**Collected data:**
-- BEGIN --
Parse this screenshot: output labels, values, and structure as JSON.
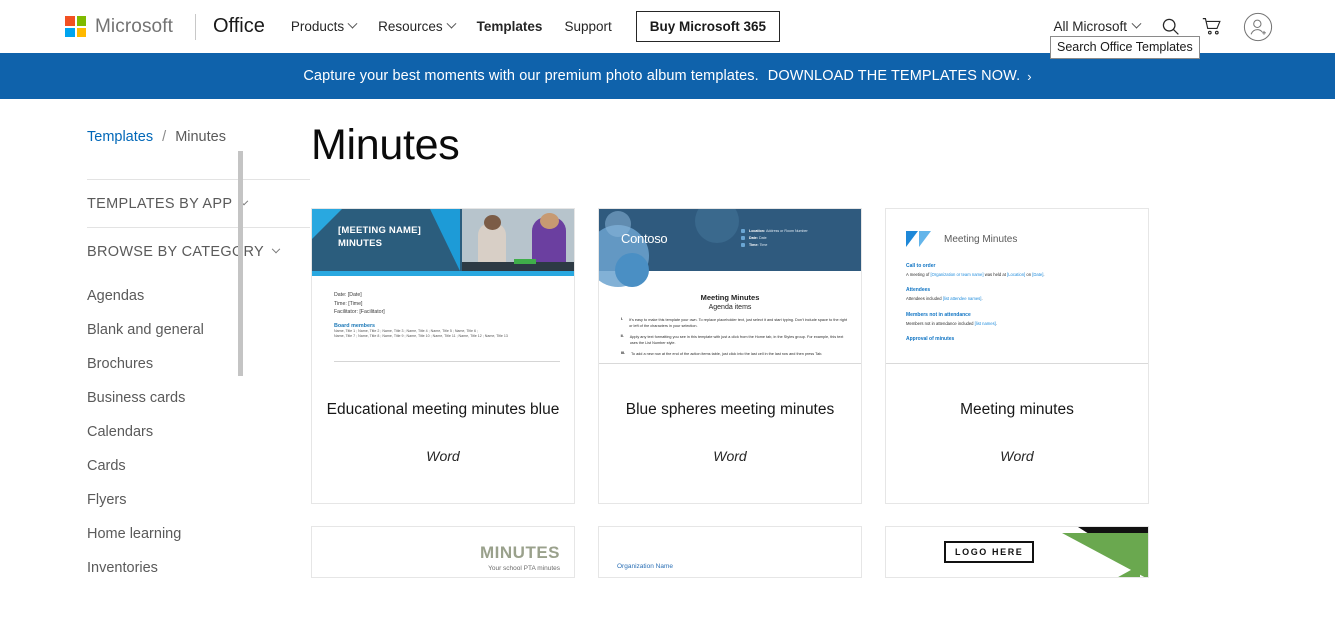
{
  "header": {
    "brand": "Microsoft",
    "product": "Office",
    "nav": [
      {
        "label": "Products",
        "has_chevron": true,
        "active": false
      },
      {
        "label": "Resources",
        "has_chevron": true,
        "active": false
      },
      {
        "label": "Templates",
        "has_chevron": false,
        "active": true
      },
      {
        "label": "Support",
        "has_chevron": false,
        "active": false
      }
    ],
    "buy_button": "Buy Microsoft 365",
    "all_microsoft": "All Microsoft",
    "search_icon": "search-icon",
    "cart_icon": "cart-icon",
    "account_icon": "account-icon",
    "tooltip": "Search Office Templates"
  },
  "promo": {
    "text": "Capture your best moments with our premium photo album templates.",
    "cta": "DOWNLOAD THE TEMPLATES NOW.",
    "arrow": "›",
    "background": "#0f62ab"
  },
  "breadcrumb": {
    "root": "Templates",
    "separator": "/",
    "current": "Minutes"
  },
  "sidebar": {
    "templates_by_app": "TEMPLATES BY APP",
    "browse_by_category": "BROWSE BY CATEGORY",
    "categories": [
      "Agendas",
      "Blank and general",
      "Brochures",
      "Business cards",
      "Calendars",
      "Cards",
      "Flyers",
      "Home learning",
      "Inventories"
    ]
  },
  "main": {
    "title": "Minutes",
    "cards": [
      {
        "title": "Educational meeting minutes blue",
        "app": "Word"
      },
      {
        "title": "Blue spheres meeting minutes",
        "app": "Word"
      },
      {
        "title": "Meeting minutes",
        "app": "Word"
      }
    ]
  },
  "thumbnails": {
    "card1": {
      "heading_line1": "[MEETING NAME]",
      "heading_line2": "MINUTES",
      "date": "Date:  [Date]",
      "time": "Time:  [Time]",
      "facilitator": "Facilitator:  [Facilitator]",
      "section": "Board members",
      "members_line1": "Name, Title 1 ; Name, Title 2 ; Name, Title 3 ; Name, Title 4 ; Name, Title 5 ; Name, Title 6 ;",
      "members_line2": "Name, Title 7 ; Name, Title 8 ; Name, Title 9 ; Name, Title 10 ; Name, Title 11 ; Name, Title 12 ; Name, Title 13"
    },
    "card2": {
      "logo": "Contoso",
      "meta_location_label": "Location:",
      "meta_location": "Address or Room Number",
      "meta_date_label": "Date:",
      "meta_date": "Date",
      "meta_time_label": "Time:",
      "meta_time": "Time",
      "title": "Meeting Minutes",
      "subtitle": "Agenda items",
      "items": [
        {
          "num": "I.",
          "text": "It's easy to make this template your own. To replace placeholder text, just select it and start typing. Don't include space to the right or left of the characters in your selection."
        },
        {
          "num": "II.",
          "text": "Apply any text formatting you see in this template with just a click from the Home tab, in the Styles group. For example, this text uses the List Number style."
        },
        {
          "num": "III.",
          "text": "To add a new row at the end of the action items table, just click into the last cell in the last row and then press Tab."
        }
      ]
    },
    "card3": {
      "logo_text": "Meeting Minutes",
      "h1": "Call to order",
      "p1_a": "A meeting of ",
      "p1_b": "[Organization or team name]",
      "p1_c": " was held at ",
      "p1_d": "[Location]",
      "p1_e": " on ",
      "p1_f": "[Date]",
      "p1_g": ".",
      "h2": "Attendees",
      "p2_a": "Attendees included ",
      "p2_b": "[list attendee names]",
      "p2_c": ".",
      "h3": "Members not in attendance",
      "p3_a": "Members not in attendance included ",
      "p3_b": "[list names]",
      "p3_c": ".",
      "h4": "Approval of minutes"
    },
    "row2": {
      "card4_title": "MINUTES",
      "card4_sub": "Your school PTA minutes",
      "card5_org": "Organization Name",
      "card6_logo": "LOGO HERE"
    }
  }
}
-- END --
**Aim of the exercise:** Pictures in the records should not appear in your copy, but everything else must be transcribed exactly.

**Result of this exercise:**
Parse this screenshot: output labels, values, and structure as JSON.
{
  "header": {
    "brand": "Microsoft",
    "product": "Office",
    "nav": [
      {
        "label": "Products",
        "has_chevron": true,
        "active": false
      },
      {
        "label": "Resources",
        "has_chevron": true,
        "active": false
      },
      {
        "label": "Templates",
        "has_chevron": false,
        "active": true
      },
      {
        "label": "Support",
        "has_chevron": false,
        "active": false
      }
    ],
    "buy_button": "Buy Microsoft 365",
    "all_microsoft": "All Microsoft",
    "search_icon": "search-icon",
    "cart_icon": "cart-icon",
    "account_icon": "account-icon",
    "tooltip": "Search Office Templates"
  },
  "promo": {
    "text": "Capture your best moments with our premium photo album templates.",
    "cta": "DOWNLOAD THE TEMPLATES NOW.",
    "arrow": "›",
    "background": "#0f62ab"
  },
  "breadcrumb": {
    "root": "Templates",
    "separator": "/",
    "current": "Minutes"
  },
  "sidebar": {
    "templates_by_app": "TEMPLATES BY APP",
    "browse_by_category": "BROWSE BY CATEGORY",
    "categories": [
      "Agendas",
      "Blank and general",
      "Brochures",
      "Business cards",
      "Calendars",
      "Cards",
      "Flyers",
      "Home learning",
      "Inventories"
    ]
  },
  "main": {
    "title": "Minutes",
    "cards": [
      {
        "title": "Educational meeting minutes blue",
        "app": "Word"
      },
      {
        "title": "Blue spheres meeting minutes",
        "app": "Word"
      },
      {
        "title": "Meeting minutes",
        "app": "Word"
      }
    ]
  },
  "thumbnails": {
    "card1": {
      "heading_line1": "[MEETING NAME]",
      "heading_line2": "MINUTES",
      "date": "Date:  [Date]",
      "time": "Time:  [Time]",
      "facilitator": "Facilitator:  [Facilitator]",
      "section": "Board members",
      "members_line1": "Name, Title 1 ; Name, Title 2 ; Name, Title 3 ; Name, Title 4 ; Name, Title 5 ; Name, Title 6 ;",
      "members_line2": "Name, Title 7 ; Name, Title 8 ; Name, Title 9 ; Name, Title 10 ; Name, Title 11 ; Name, Title 12 ; Name, Title 13"
    },
    "card2": {
      "logo": "Contoso",
      "meta_location_label": "Location:",
      "meta_location": "Address or Room Number",
      "meta_date_label": "Date:",
      "meta_date": "Date",
      "meta_time_label": "Time:",
      "meta_time": "Time",
      "title": "Meeting Minutes",
      "subtitle": "Agenda items",
      "items": [
        {
          "num": "I.",
          "text": "It's easy to make this template your own. To replace placeholder text, just select it and start typing. Don't include space to the right or left of the characters in your selection."
        },
        {
          "num": "II.",
          "text": "Apply any text formatting you see in this template with just a click from the Home tab, in the Styles group. For example, this text uses the List Number style."
        },
        {
          "num": "III.",
          "text": "To add a new row at the end of the action items table, just click into the last cell in the last row and then press Tab."
        }
      ]
    },
    "card3": {
      "logo_text": "Meeting Minutes",
      "h1": "Call to order",
      "p1_a": "A meeting of ",
      "p1_b": "[Organization or team name]",
      "p1_c": " was held at ",
      "p1_d": "[Location]",
      "p1_e": " on ",
      "p1_f": "[Date]",
      "p1_g": ".",
      "h2": "Attendees",
      "p2_a": "Attendees included ",
      "p2_b": "[list attendee names]",
      "p2_c": ".",
      "h3": "Members not in attendance",
      "p3_a": "Members not in attendance included ",
      "p3_b": "[list names]",
      "p3_c": ".",
      "h4": "Approval of minutes"
    },
    "row2": {
      "card4_title": "MINUTES",
      "card4_sub": "Your school PTA minutes",
      "card5_org": "Organization Name",
      "card6_logo": "LOGO HERE"
    }
  }
}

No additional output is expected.